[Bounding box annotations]
+ + + +
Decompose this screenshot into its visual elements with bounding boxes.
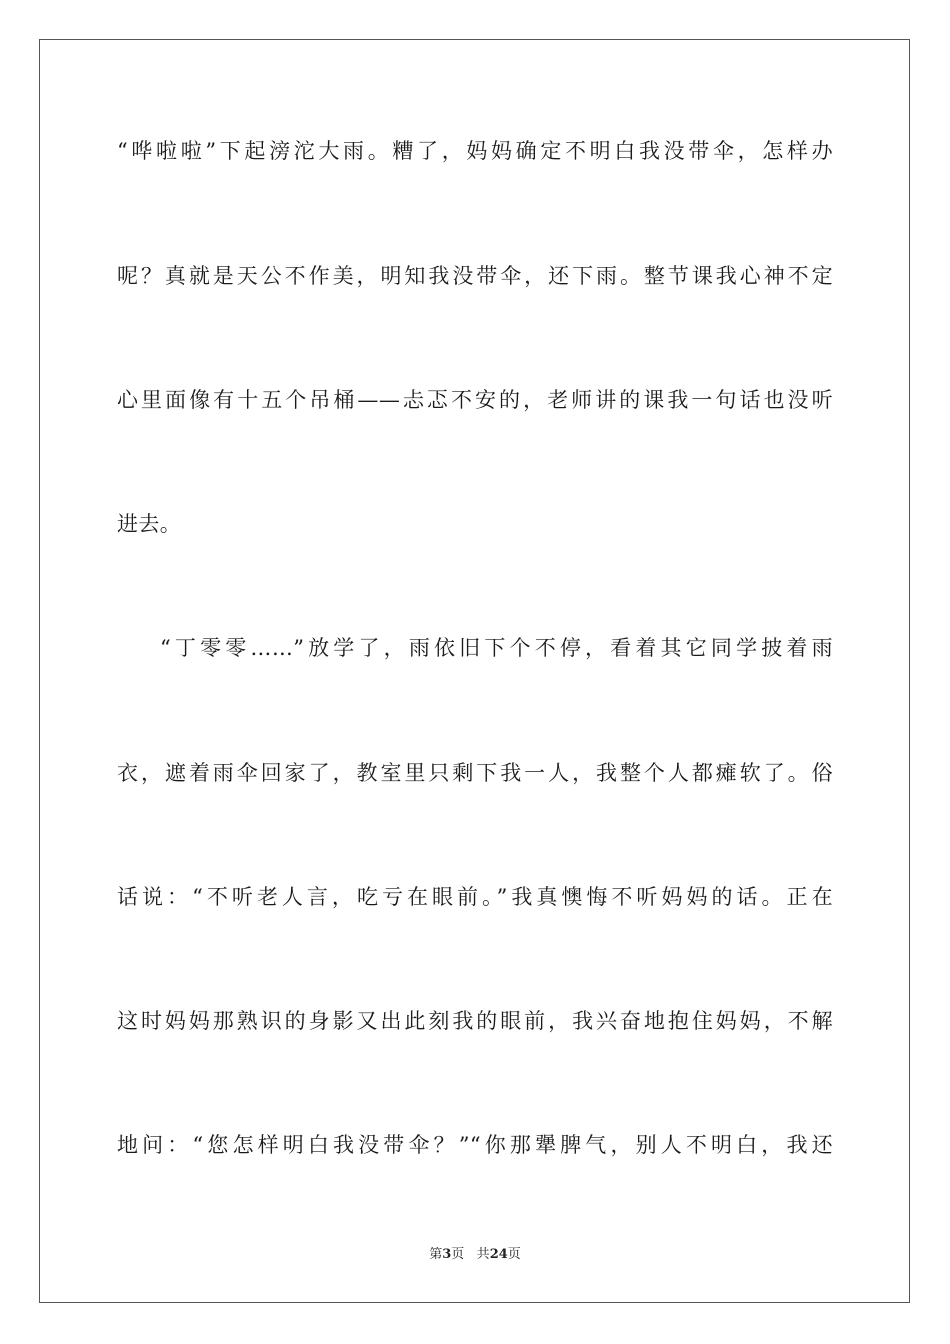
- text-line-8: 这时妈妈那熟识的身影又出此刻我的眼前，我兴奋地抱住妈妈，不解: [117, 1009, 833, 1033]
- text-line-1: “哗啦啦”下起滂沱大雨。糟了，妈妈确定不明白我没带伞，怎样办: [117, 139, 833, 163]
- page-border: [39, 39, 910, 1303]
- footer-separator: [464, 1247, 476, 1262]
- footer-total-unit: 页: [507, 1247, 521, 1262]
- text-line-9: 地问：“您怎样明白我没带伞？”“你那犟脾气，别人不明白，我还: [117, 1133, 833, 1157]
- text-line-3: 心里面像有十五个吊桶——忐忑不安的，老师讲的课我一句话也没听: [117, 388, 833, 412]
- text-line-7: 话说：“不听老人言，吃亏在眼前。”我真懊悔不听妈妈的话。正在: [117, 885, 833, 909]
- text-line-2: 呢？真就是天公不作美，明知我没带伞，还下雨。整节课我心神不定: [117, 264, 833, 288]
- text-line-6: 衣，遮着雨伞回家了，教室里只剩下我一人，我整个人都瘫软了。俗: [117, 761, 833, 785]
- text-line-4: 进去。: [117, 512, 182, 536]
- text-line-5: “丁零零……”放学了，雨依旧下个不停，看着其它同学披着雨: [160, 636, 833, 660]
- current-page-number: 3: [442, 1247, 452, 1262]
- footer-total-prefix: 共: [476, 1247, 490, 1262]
+ + + +
» **Directions**
Reproduce every item above line for line, leaving out the pictures.

» **Written response**
Decompose this screenshot into its visual elements with bounding boxes.
- text-line-8: 这时妈妈那熟识的身影又出此刻我的眼前，我兴奋地抱住妈妈，不解: [117, 1009, 833, 1033]
- text-line-1: “哗啦啦”下起滂沱大雨。糟了，妈妈确定不明白我没带伞，怎样办: [117, 139, 833, 163]
- page-border: [39, 39, 910, 1303]
- footer-separator: [464, 1247, 476, 1262]
- footer-total-unit: 页: [507, 1247, 521, 1262]
- text-line-9: 地问：“您怎样明白我没带伞？”“你那犟脾气，别人不明白，我还: [117, 1133, 833, 1157]
- text-line-3: 心里面像有十五个吊桶——忐忑不安的，老师讲的课我一句话也没听: [117, 388, 833, 412]
- text-line-7: 话说：“不听老人言，吃亏在眼前。”我真懊悔不听妈妈的话。正在: [117, 885, 833, 909]
- text-line-2: 呢？真就是天公不作美，明知我没带伞，还下雨。整节课我心神不定: [117, 264, 833, 288]
- text-line-6: 衣，遮着雨伞回家了，教室里只剩下我一人，我整个人都瘫软了。俗: [117, 761, 833, 785]
- text-line-4: 进去。: [117, 512, 182, 536]
- text-line-5: “丁零零……”放学了，雨依旧下个不停，看着其它同学披着雨: [160, 636, 833, 660]
- current-page-number: 3: [442, 1247, 452, 1262]
- footer-total-prefix: 共: [476, 1247, 490, 1262]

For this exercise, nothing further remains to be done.